Exercise details => Please give back the listing exactly as it reads.

Records for the exercise =>
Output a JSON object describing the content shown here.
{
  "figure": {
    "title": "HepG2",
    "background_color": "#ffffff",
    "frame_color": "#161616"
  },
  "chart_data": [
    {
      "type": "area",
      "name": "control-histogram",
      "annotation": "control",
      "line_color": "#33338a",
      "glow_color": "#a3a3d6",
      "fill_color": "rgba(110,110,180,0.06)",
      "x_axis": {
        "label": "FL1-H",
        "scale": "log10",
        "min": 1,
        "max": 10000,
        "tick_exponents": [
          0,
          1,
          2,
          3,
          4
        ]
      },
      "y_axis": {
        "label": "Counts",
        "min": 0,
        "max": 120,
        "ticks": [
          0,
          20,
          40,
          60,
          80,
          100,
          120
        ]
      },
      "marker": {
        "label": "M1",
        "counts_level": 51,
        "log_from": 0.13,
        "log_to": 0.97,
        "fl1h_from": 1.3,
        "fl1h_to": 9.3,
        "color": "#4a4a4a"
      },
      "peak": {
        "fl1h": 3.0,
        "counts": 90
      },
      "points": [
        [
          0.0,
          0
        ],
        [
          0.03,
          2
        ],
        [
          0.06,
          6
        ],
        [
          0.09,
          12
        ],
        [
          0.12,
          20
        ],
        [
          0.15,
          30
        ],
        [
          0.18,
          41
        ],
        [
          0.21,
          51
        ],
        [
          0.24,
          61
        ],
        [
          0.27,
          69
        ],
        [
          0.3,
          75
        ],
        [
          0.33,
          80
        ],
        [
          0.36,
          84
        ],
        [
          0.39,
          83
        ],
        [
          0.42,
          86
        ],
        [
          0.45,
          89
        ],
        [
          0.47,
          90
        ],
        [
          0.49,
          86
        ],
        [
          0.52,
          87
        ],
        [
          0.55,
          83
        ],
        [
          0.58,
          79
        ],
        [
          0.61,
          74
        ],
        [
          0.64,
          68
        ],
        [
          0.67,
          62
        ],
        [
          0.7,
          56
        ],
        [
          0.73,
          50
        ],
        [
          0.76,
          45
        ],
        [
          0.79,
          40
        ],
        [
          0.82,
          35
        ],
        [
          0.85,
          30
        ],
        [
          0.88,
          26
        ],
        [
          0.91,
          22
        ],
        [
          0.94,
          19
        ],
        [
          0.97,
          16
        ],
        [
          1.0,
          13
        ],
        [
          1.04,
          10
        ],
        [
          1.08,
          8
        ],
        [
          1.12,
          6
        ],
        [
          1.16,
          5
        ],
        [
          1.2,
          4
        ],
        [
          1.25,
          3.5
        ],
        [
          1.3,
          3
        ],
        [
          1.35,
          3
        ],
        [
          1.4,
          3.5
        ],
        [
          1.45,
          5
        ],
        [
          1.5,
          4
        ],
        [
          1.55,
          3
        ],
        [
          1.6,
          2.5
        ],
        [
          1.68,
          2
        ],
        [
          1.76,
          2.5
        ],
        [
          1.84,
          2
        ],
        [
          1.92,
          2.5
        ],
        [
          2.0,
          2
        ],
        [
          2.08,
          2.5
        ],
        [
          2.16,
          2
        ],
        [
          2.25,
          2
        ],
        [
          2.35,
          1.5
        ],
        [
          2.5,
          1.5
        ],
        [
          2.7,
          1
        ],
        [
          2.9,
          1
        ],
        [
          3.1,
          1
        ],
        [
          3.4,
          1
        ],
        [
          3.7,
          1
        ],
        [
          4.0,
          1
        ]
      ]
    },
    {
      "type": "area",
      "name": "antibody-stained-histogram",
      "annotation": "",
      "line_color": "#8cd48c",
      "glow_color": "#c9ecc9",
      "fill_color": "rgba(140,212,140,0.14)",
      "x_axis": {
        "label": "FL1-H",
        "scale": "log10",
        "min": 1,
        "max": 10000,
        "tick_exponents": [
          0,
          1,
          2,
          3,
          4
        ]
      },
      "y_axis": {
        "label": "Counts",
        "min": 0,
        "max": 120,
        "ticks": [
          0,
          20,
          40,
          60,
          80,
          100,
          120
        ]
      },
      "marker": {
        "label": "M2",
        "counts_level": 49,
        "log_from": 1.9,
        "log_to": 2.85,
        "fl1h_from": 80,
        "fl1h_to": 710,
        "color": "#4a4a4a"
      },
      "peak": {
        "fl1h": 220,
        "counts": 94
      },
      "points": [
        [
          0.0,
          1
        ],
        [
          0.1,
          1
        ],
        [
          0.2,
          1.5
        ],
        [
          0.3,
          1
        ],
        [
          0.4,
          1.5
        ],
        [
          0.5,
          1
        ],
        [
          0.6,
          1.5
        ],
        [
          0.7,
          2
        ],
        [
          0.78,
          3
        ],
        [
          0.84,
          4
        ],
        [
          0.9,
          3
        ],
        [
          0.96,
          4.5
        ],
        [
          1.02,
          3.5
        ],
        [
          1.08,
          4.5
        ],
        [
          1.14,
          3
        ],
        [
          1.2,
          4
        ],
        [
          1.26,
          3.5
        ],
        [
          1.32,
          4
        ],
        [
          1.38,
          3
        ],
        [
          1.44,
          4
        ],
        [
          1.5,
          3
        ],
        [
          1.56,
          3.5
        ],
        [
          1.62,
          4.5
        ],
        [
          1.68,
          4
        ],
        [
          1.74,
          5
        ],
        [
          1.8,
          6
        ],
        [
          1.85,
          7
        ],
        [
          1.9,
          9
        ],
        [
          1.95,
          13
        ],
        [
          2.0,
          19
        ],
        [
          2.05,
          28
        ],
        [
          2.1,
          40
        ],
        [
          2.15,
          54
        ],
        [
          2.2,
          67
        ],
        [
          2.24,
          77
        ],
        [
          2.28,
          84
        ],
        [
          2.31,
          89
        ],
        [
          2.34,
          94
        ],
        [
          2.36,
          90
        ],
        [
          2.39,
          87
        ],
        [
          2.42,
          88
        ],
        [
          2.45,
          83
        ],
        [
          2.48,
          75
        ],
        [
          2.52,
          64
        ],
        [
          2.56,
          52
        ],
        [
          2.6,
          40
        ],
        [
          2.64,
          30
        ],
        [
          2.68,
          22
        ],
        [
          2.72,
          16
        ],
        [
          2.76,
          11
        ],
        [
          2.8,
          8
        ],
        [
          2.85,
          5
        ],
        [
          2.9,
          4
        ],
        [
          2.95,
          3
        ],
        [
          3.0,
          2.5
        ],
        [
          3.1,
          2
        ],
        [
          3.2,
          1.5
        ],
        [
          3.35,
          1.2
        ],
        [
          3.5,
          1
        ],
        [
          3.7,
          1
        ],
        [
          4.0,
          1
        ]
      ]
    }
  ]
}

Result =>
Output a JSON object describing the content shown here.
{
  "figure": {
    "title": "HepG2",
    "background_color": "#ffffff",
    "frame_color": "#161616"
  },
  "chart_data": [
    {
      "type": "area",
      "name": "control-histogram",
      "annotation": "control",
      "line_color": "#33338a",
      "glow_color": "#a3a3d6",
      "fill_color": "rgba(110,110,180,0.06)",
      "x_axis": {
        "label": "FL1-H",
        "scale": "log10",
        "min": 1,
        "max": 10000,
        "tick_exponents": [
          0,
          1,
          2,
          3,
          4
        ]
      },
      "y_axis": {
        "label": "Counts",
        "min": 0,
        "max": 120,
        "ticks": [
          0,
          20,
          40,
          60,
          80,
          100,
          120
        ]
      },
      "marker": {
        "label": "M1",
        "counts_level": 51,
        "log_from": 0.13,
        "log_to": 0.97,
        "fl1h_from": 1.3,
        "fl1h_to": 9.3,
        "color": "#4a4a4a"
      },
      "peak": {
        "fl1h": 3.0,
        "counts": 90
      },
      "points": [
        [
          0.0,
          0
        ],
        [
          0.03,
          2
        ],
        [
          0.06,
          6
        ],
        [
          0.09,
          12
        ],
        [
          0.12,
          20
        ],
        [
          0.15,
          30
        ],
        [
          0.18,
          41
        ],
        [
          0.21,
          51
        ],
        [
          0.24,
          61
        ],
        [
          0.27,
          69
        ],
        [
          0.3,
          75
        ],
        [
          0.33,
          80
        ],
        [
          0.36,
          84
        ],
        [
          0.39,
          83
        ],
        [
          0.42,
          86
        ],
        [
          0.45,
          89
        ],
        [
          0.47,
          90
        ],
        [
          0.49,
          86
        ],
        [
          0.52,
          87
        ],
        [
          0.55,
          83
        ],
        [
          0.58,
          79
        ],
        [
          0.61,
          74
        ],
        [
          0.64,
          68
        ],
        [
          0.67,
          62
        ],
        [
          0.7,
          56
        ],
        [
          0.73,
          50
        ],
        [
          0.76,
          45
        ],
        [
          0.79,
          40
        ],
        [
          0.82,
          35
        ],
        [
          0.85,
          30
        ],
        [
          0.88,
          26
        ],
        [
          0.91,
          22
        ],
        [
          0.94,
          19
        ],
        [
          0.97,
          16
        ],
        [
          1.0,
          13
        ],
        [
          1.04,
          10
        ],
        [
          1.08,
          8
        ],
        [
          1.12,
          6
        ],
        [
          1.16,
          5
        ],
        [
          1.2,
          4
        ],
        [
          1.25,
          3.5
        ],
        [
          1.3,
          3
        ],
        [
          1.35,
          3
        ],
        [
          1.4,
          3.5
        ],
        [
          1.45,
          5
        ],
        [
          1.5,
          4
        ],
        [
          1.55,
          3
        ],
        [
          1.6,
          2.5
        ],
        [
          1.68,
          2
        ],
        [
          1.76,
          2.5
        ],
        [
          1.84,
          2
        ],
        [
          1.92,
          2.5
        ],
        [
          2.0,
          2
        ],
        [
          2.08,
          2.5
        ],
        [
          2.16,
          2
        ],
        [
          2.25,
          2
        ],
        [
          2.35,
          1.5
        ],
        [
          2.5,
          1.5
        ],
        [
          2.7,
          1
        ],
        [
          2.9,
          1
        ],
        [
          3.1,
          1
        ],
        [
          3.4,
          1
        ],
        [
          3.7,
          1
        ],
        [
          4.0,
          1
        ]
      ]
    },
    {
      "type": "area",
      "name": "antibody-stained-histogram",
      "annotation": "",
      "line_color": "#8cd48c",
      "glow_color": "#c9ecc9",
      "fill_color": "rgba(140,212,140,0.14)",
      "x_axis": {
        "label": "FL1-H",
        "scale": "log10",
        "min": 1,
        "max": 10000,
        "tick_exponents": [
          0,
          1,
          2,
          3,
          4
        ]
      },
      "y_axis": {
        "label": "Counts",
        "min": 0,
        "max": 120,
        "ticks": [
          0,
          20,
          40,
          60,
          80,
          100,
          120
        ]
      },
      "marker": {
        "label": "M2",
        "counts_level": 49,
        "log_from": 1.9,
        "log_to": 2.85,
        "fl1h_from": 80,
        "fl1h_to": 710,
        "color": "#4a4a4a"
      },
      "peak": {
        "fl1h": 220,
        "counts": 94
      },
      "points": [
        [
          0.0,
          1
        ],
        [
          0.1,
          1
        ],
        [
          0.2,
          1.5
        ],
        [
          0.3,
          1
        ],
        [
          0.4,
          1.5
        ],
        [
          0.5,
          1
        ],
        [
          0.6,
          1.5
        ],
        [
          0.7,
          2
        ],
        [
          0.78,
          3
        ],
        [
          0.84,
          4
        ],
        [
          0.9,
          3
        ],
        [
          0.96,
          4.5
        ],
        [
          1.02,
          3.5
        ],
        [
          1.08,
          4.5
        ],
        [
          1.14,
          3
        ],
        [
          1.2,
          4
        ],
        [
          1.26,
          3.5
        ],
        [
          1.32,
          4
        ],
        [
          1.38,
          3
        ],
        [
          1.44,
          4
        ],
        [
          1.5,
          3
        ],
        [
          1.56,
          3.5
        ],
        [
          1.62,
          4.5
        ],
        [
          1.68,
          4
        ],
        [
          1.74,
          5
        ],
        [
          1.8,
          6
        ],
        [
          1.85,
          7
        ],
        [
          1.9,
          9
        ],
        [
          1.95,
          13
        ],
        [
          2.0,
          19
        ],
        [
          2.05,
          28
        ],
        [
          2.1,
          40
        ],
        [
          2.15,
          54
        ],
        [
          2.2,
          67
        ],
        [
          2.24,
          77
        ],
        [
          2.28,
          84
        ],
        [
          2.31,
          89
        ],
        [
          2.34,
          94
        ],
        [
          2.36,
          90
        ],
        [
          2.39,
          87
        ],
        [
          2.42,
          88
        ],
        [
          2.45,
          83
        ],
        [
          2.48,
          75
        ],
        [
          2.52,
          64
        ],
        [
          2.56,
          52
        ],
        [
          2.6,
          40
        ],
        [
          2.64,
          30
        ],
        [
          2.68,
          22
        ],
        [
          2.72,
          16
        ],
        [
          2.76,
          11
        ],
        [
          2.8,
          8
        ],
        [
          2.85,
          5
        ],
        [
          2.9,
          4
        ],
        [
          2.95,
          3
        ],
        [
          3.0,
          2.5
        ],
        [
          3.1,
          2
        ],
        [
          3.2,
          1.5
        ],
        [
          3.35,
          1.2
        ],
        [
          3.5,
          1
        ],
        [
          3.7,
          1
        ],
        [
          4.0,
          1
        ]
      ]
    }
  ]
}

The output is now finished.